>> Begin INPUT DATA
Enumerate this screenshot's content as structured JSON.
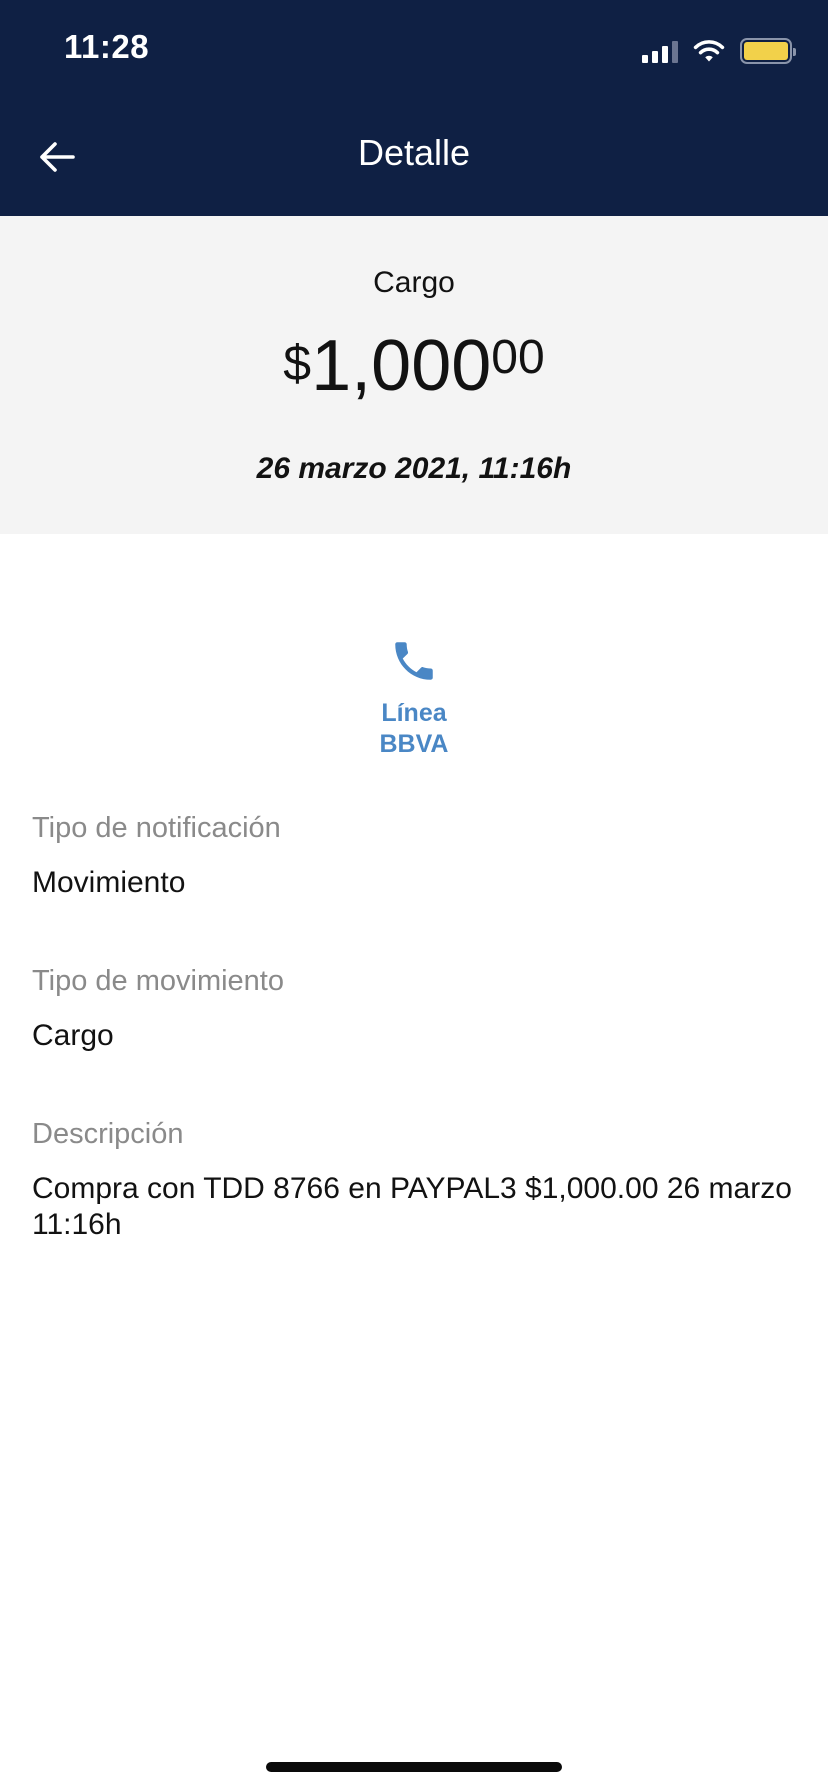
{
  "status_bar": {
    "time": "11:28"
  },
  "nav": {
    "title": "Detalle",
    "back_icon": "arrow-left-icon"
  },
  "summary": {
    "type": "Cargo",
    "amount": {
      "currency": "$",
      "whole": "1,000",
      "cents": "00"
    },
    "date": "26 marzo 2021, 11:16h"
  },
  "contact": {
    "icon": "phone-icon",
    "label_line1": "Línea",
    "label_line2": "BBVA"
  },
  "details": [
    {
      "label": "Tipo de notificación",
      "value": "Movimiento"
    },
    {
      "label": "Tipo de movimiento",
      "value": "Cargo"
    },
    {
      "label": "Descripción",
      "value": "Compra con TDD 8766 en PAYPAL3 $1,000.00 26 marzo 11:16h"
    }
  ],
  "colors": {
    "header_bg": "#0f2044",
    "summary_bg": "#f4f4f4",
    "accent": "#4a87c5",
    "battery": "#f2d14a"
  }
}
>> End INPUT DATA
**SHORT TASK**
Copy out all of the material exactly as written, without its pictures.

**EXERCISE OUTPUT**
Enumerate this screenshot's content as structured JSON.
{
  "status_bar": {
    "time": "11:28"
  },
  "nav": {
    "title": "Detalle",
    "back_icon": "arrow-left-icon"
  },
  "summary": {
    "type": "Cargo",
    "amount": {
      "currency": "$",
      "whole": "1,000",
      "cents": "00"
    },
    "date": "26 marzo 2021, 11:16h"
  },
  "contact": {
    "icon": "phone-icon",
    "label_line1": "Línea",
    "label_line2": "BBVA"
  },
  "details": [
    {
      "label": "Tipo de notificación",
      "value": "Movimiento"
    },
    {
      "label": "Tipo de movimiento",
      "value": "Cargo"
    },
    {
      "label": "Descripción",
      "value": "Compra con TDD 8766 en PAYPAL3 $1,000.00 26 marzo 11:16h"
    }
  ],
  "colors": {
    "header_bg": "#0f2044",
    "summary_bg": "#f4f4f4",
    "accent": "#4a87c5",
    "battery": "#f2d14a"
  }
}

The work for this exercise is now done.